INSTRUCTIONS FOR THE TASK
For each line of the data below that holds "输入搜索查询结果进入搜索页", copy the line.

TASK MATERIAL
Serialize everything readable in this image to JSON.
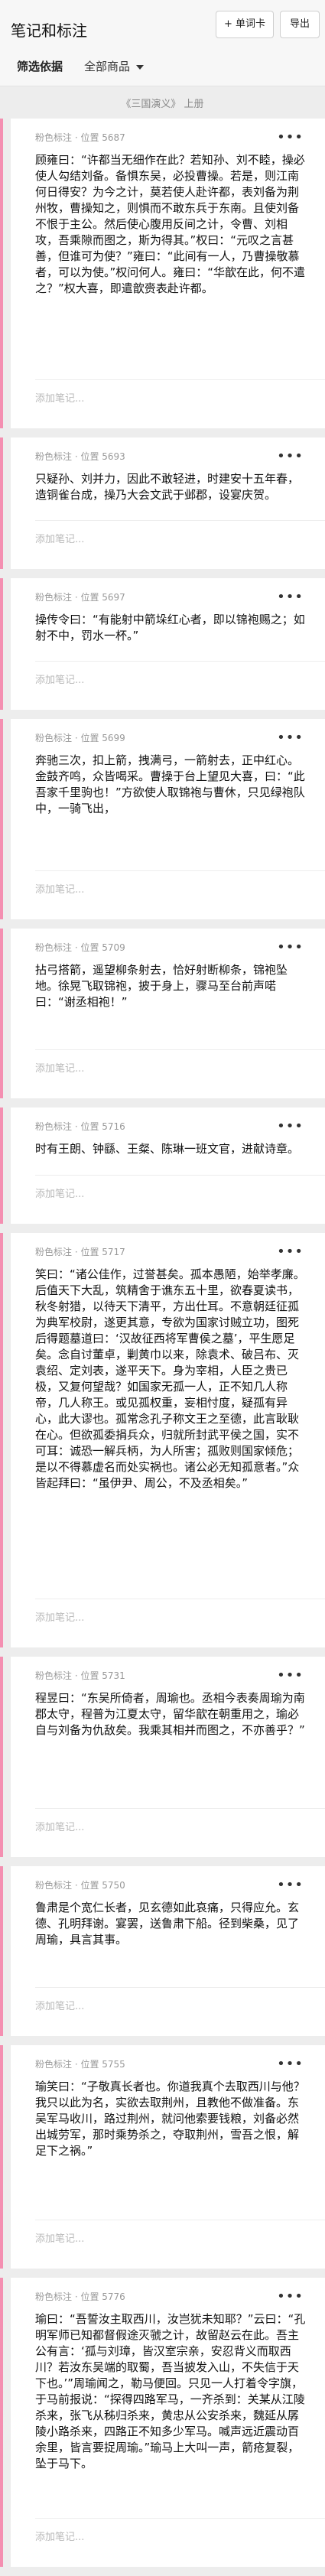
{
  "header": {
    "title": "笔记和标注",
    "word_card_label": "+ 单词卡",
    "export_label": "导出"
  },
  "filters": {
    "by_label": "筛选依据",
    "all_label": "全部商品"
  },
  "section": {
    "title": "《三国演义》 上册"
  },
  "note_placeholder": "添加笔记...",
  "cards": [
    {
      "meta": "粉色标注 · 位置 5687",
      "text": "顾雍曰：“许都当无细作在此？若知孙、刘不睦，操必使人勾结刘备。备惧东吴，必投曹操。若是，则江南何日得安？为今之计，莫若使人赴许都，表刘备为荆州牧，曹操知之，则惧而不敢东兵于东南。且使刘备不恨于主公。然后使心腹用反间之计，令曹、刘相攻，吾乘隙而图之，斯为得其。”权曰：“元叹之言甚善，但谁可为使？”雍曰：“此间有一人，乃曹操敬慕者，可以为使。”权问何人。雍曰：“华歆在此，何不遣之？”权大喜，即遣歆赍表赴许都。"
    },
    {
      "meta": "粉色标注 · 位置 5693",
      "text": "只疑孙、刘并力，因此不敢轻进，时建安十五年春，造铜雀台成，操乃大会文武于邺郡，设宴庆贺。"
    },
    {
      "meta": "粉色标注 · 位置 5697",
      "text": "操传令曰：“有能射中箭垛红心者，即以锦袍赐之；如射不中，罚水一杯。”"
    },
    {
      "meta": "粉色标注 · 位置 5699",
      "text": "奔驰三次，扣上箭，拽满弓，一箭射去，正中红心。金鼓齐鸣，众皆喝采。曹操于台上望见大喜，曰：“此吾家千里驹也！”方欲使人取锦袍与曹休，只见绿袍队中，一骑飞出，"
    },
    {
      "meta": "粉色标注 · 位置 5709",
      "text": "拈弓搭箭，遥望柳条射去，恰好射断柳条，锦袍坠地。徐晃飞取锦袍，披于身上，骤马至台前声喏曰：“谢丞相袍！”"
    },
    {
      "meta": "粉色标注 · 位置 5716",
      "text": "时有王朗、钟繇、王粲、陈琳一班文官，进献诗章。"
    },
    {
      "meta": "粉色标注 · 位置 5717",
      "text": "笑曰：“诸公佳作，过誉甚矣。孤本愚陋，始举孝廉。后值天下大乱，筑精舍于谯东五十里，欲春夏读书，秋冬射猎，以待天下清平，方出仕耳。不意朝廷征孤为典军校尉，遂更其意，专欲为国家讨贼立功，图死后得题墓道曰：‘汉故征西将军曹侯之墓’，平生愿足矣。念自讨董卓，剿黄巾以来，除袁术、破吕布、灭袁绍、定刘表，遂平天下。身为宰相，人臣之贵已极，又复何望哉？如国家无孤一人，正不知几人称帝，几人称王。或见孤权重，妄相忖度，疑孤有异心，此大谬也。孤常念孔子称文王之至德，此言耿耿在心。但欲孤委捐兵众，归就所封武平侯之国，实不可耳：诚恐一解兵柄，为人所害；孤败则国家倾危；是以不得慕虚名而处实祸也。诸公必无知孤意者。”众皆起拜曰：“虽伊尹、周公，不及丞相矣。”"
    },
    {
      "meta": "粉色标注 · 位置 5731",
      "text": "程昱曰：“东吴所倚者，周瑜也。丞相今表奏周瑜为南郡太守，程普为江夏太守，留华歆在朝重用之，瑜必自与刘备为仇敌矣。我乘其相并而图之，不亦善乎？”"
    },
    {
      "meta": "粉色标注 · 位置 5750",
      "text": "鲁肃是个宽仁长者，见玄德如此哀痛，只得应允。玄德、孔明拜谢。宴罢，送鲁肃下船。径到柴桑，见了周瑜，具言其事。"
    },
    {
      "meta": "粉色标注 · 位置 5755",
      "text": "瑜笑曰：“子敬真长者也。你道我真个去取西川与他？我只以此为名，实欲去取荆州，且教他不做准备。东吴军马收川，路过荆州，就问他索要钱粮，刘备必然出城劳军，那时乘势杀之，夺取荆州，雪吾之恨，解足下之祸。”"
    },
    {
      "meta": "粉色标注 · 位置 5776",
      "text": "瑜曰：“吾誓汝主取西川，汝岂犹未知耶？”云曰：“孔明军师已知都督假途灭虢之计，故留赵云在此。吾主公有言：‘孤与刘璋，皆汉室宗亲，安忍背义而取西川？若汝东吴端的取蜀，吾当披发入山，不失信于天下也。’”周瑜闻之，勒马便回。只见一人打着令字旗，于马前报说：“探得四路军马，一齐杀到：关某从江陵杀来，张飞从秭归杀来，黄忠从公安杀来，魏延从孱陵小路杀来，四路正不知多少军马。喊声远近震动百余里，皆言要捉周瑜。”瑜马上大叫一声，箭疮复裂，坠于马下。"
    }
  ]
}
...
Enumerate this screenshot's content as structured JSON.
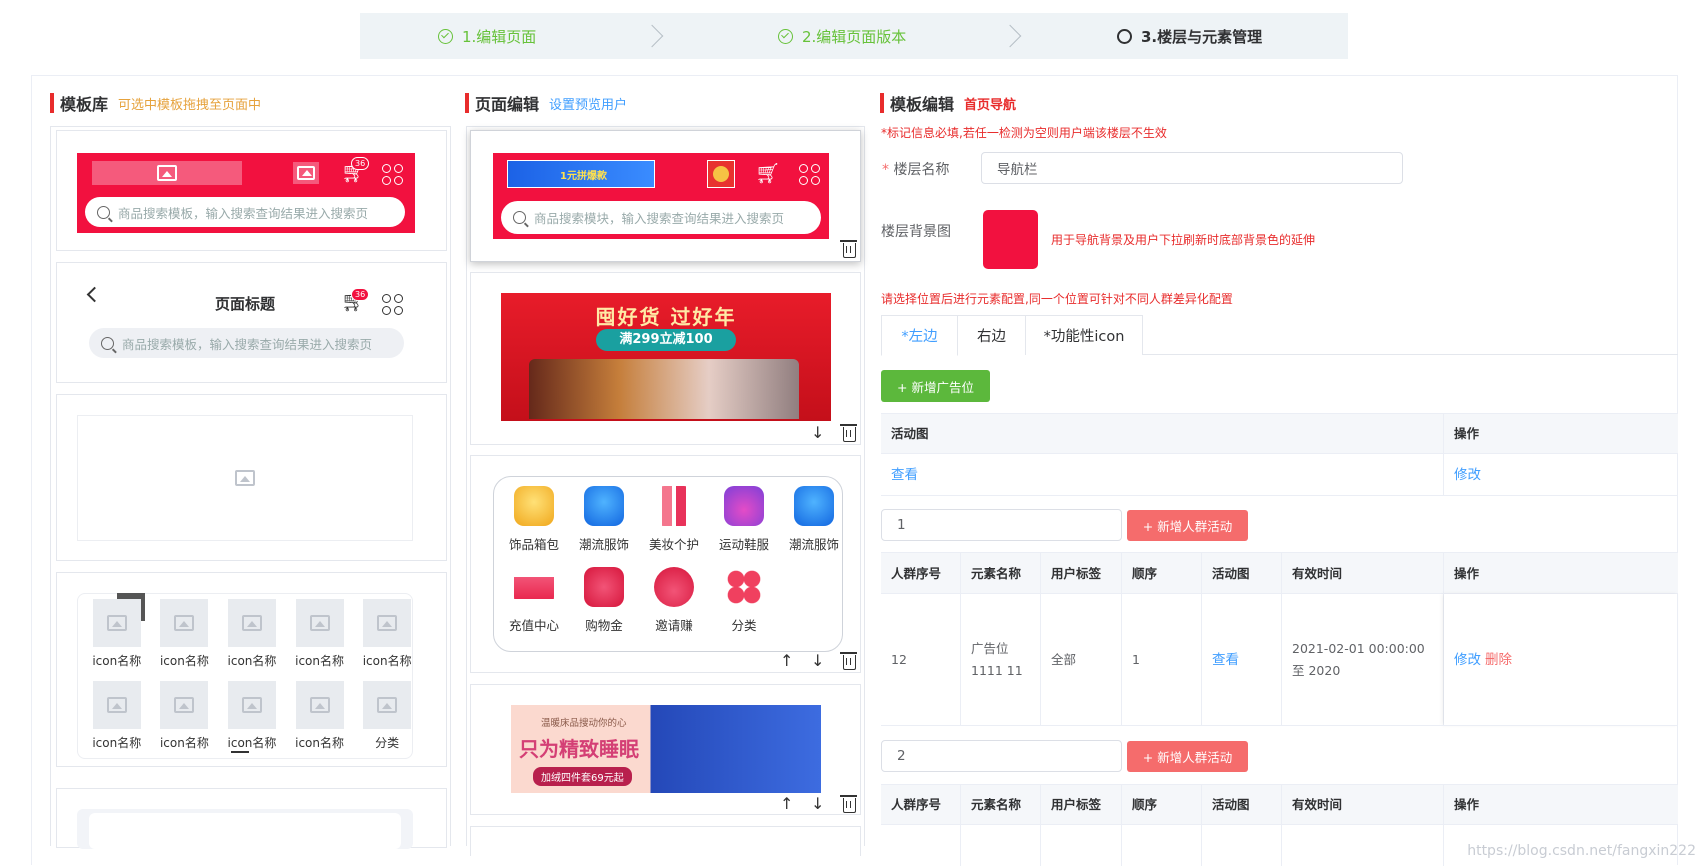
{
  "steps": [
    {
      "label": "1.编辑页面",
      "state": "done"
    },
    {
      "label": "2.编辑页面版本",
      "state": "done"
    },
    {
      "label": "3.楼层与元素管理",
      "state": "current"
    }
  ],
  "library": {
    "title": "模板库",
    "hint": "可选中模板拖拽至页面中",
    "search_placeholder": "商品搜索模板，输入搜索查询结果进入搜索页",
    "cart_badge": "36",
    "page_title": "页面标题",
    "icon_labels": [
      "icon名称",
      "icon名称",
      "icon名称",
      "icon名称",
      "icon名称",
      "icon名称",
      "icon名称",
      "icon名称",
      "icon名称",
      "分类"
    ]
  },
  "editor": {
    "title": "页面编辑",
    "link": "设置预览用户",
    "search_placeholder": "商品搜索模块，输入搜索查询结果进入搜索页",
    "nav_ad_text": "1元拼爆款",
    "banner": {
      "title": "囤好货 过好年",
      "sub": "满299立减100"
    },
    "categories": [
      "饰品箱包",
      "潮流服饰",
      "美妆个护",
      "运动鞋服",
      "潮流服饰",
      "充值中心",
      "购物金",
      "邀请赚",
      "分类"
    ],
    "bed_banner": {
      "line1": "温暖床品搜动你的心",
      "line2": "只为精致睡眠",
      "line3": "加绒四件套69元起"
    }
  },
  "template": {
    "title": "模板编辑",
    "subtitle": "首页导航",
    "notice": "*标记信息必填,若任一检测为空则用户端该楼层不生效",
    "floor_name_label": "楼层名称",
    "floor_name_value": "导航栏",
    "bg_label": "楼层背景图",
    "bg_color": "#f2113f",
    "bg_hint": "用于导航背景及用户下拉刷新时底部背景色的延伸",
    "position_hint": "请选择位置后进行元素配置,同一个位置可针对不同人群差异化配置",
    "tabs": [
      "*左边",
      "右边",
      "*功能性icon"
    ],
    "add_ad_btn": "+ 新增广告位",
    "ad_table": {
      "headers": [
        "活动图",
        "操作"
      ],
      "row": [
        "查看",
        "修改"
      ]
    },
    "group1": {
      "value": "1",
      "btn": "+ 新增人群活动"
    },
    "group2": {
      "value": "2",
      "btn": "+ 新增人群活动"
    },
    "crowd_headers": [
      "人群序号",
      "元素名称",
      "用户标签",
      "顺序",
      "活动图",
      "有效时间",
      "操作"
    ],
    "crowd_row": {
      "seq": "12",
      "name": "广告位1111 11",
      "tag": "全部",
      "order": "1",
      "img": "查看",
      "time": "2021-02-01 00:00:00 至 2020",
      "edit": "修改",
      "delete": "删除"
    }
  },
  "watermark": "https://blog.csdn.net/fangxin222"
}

WORKED ANSWER
    "search_placeholder": "商品搜索模板，输入搜索查询结果进入搜索页",
    "search_placeholder": "商品搜索模块，输入搜索查询结果进入搜索页",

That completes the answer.